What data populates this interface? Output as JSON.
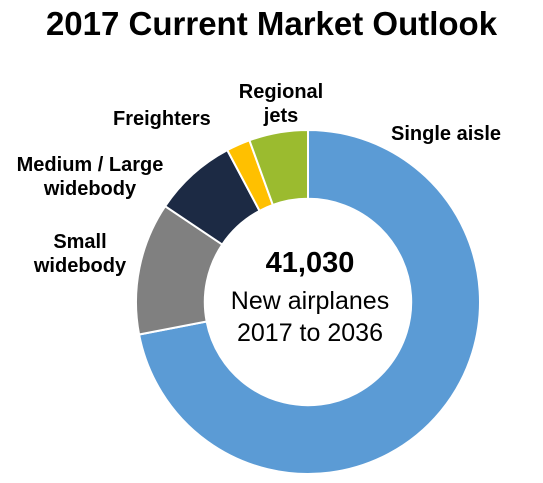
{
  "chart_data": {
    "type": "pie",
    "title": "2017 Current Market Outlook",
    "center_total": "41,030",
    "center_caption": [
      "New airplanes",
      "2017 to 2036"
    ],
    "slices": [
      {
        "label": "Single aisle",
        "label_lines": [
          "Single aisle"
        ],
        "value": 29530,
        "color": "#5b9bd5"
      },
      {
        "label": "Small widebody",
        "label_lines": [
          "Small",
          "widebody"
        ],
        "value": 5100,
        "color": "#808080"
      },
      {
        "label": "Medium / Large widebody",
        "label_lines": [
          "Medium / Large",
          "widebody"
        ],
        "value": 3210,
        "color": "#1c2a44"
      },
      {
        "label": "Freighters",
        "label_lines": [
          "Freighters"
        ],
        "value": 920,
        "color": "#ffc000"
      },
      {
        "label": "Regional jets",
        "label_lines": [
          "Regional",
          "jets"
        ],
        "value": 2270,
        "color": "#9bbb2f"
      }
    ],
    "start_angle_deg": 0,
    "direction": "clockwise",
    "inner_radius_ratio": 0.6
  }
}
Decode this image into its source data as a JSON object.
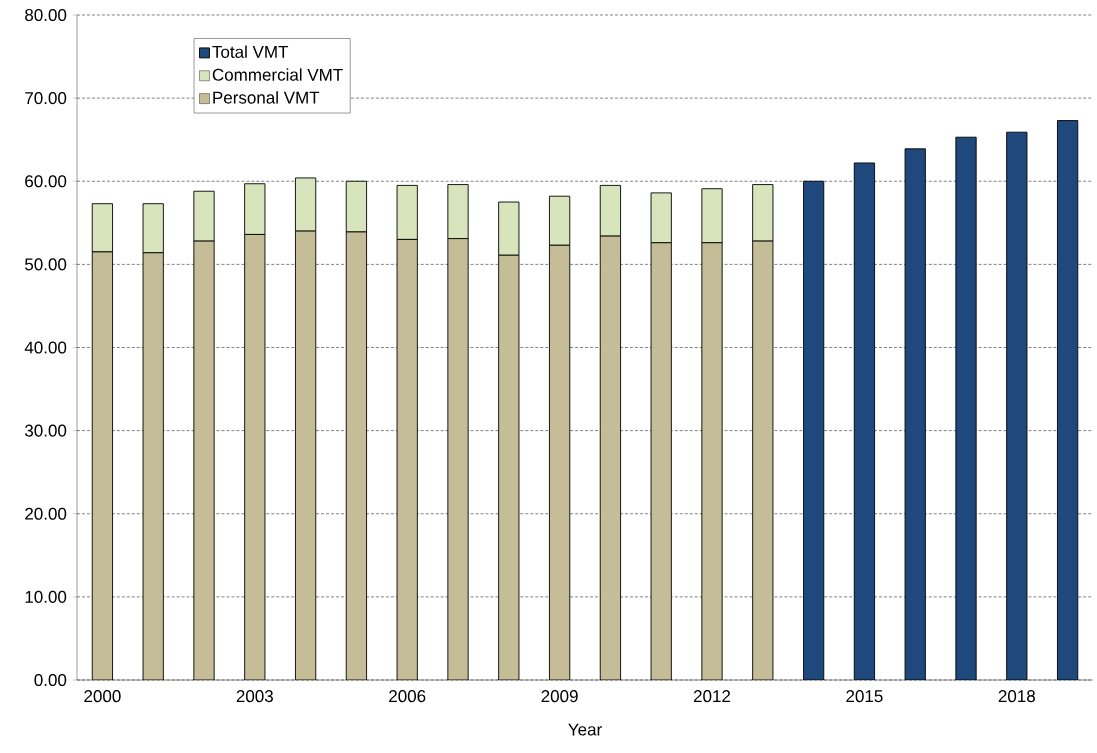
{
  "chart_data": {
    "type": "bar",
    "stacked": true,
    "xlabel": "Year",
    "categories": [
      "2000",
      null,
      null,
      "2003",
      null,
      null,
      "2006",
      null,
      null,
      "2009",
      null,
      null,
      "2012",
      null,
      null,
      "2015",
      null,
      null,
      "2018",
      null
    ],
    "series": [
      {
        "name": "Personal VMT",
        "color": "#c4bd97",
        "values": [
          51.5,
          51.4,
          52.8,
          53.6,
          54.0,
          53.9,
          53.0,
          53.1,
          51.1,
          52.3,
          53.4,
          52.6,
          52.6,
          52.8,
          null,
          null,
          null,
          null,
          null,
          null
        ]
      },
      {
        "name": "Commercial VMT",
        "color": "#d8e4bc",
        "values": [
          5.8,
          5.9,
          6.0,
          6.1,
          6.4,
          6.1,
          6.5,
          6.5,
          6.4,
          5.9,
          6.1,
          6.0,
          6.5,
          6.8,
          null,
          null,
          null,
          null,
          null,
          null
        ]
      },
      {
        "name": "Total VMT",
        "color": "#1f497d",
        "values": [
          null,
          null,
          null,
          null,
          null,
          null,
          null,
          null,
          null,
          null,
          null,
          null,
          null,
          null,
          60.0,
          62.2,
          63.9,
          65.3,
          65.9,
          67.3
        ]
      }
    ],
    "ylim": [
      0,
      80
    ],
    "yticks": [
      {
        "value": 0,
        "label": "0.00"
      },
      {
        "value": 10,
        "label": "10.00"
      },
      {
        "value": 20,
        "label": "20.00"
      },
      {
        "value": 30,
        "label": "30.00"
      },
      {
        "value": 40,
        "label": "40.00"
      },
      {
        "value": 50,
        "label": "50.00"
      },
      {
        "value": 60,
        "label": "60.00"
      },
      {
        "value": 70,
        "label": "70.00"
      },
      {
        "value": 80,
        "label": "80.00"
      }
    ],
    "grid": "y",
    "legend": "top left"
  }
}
————————
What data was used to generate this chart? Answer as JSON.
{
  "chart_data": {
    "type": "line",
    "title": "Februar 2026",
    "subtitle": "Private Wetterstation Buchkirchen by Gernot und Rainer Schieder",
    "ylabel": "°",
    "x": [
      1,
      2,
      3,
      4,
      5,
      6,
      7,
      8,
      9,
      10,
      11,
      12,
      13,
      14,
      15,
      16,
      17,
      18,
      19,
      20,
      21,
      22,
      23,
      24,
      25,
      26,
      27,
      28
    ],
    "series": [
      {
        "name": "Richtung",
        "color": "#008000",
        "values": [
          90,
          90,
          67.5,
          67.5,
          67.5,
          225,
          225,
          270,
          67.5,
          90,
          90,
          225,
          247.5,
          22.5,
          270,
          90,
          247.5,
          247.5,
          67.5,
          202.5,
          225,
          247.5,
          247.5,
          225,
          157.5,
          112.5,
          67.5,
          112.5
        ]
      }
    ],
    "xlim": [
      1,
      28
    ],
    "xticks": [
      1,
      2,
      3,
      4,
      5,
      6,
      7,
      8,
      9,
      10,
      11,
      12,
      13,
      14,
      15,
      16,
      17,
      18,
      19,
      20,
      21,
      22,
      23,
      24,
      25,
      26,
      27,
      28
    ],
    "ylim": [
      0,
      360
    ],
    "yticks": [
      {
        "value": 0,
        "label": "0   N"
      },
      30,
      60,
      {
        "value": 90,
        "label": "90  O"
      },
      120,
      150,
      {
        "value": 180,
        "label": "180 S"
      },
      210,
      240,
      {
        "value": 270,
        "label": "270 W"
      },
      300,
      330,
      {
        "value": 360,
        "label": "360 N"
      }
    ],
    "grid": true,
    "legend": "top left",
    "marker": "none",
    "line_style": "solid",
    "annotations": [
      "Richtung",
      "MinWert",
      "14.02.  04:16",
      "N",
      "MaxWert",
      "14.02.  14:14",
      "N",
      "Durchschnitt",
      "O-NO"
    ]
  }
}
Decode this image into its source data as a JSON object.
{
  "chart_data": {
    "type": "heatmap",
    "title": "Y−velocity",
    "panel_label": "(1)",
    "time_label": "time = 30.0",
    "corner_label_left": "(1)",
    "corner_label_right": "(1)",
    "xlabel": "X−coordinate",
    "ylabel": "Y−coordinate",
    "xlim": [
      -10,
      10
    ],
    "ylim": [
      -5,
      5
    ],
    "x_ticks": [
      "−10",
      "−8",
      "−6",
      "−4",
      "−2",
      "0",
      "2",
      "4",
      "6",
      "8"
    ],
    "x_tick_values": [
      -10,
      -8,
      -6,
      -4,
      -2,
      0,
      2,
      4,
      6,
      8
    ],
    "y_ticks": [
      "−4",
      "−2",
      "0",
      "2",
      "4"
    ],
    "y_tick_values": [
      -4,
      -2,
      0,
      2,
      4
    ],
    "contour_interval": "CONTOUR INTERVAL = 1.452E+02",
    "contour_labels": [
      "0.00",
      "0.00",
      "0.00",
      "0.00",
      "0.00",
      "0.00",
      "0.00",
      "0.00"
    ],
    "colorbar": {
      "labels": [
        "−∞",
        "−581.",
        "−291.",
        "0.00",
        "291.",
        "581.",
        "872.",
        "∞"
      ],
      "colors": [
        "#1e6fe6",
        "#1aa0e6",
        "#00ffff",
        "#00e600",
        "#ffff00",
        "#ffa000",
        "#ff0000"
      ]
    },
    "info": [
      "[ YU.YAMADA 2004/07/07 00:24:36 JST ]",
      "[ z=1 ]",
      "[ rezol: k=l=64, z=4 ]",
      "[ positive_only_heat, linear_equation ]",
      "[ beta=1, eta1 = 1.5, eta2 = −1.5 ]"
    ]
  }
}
————————
Work to complete =
Using the listing above, say how many of its lines contain the string "coordinate", giving nothing but the figure.

Problem solution =
2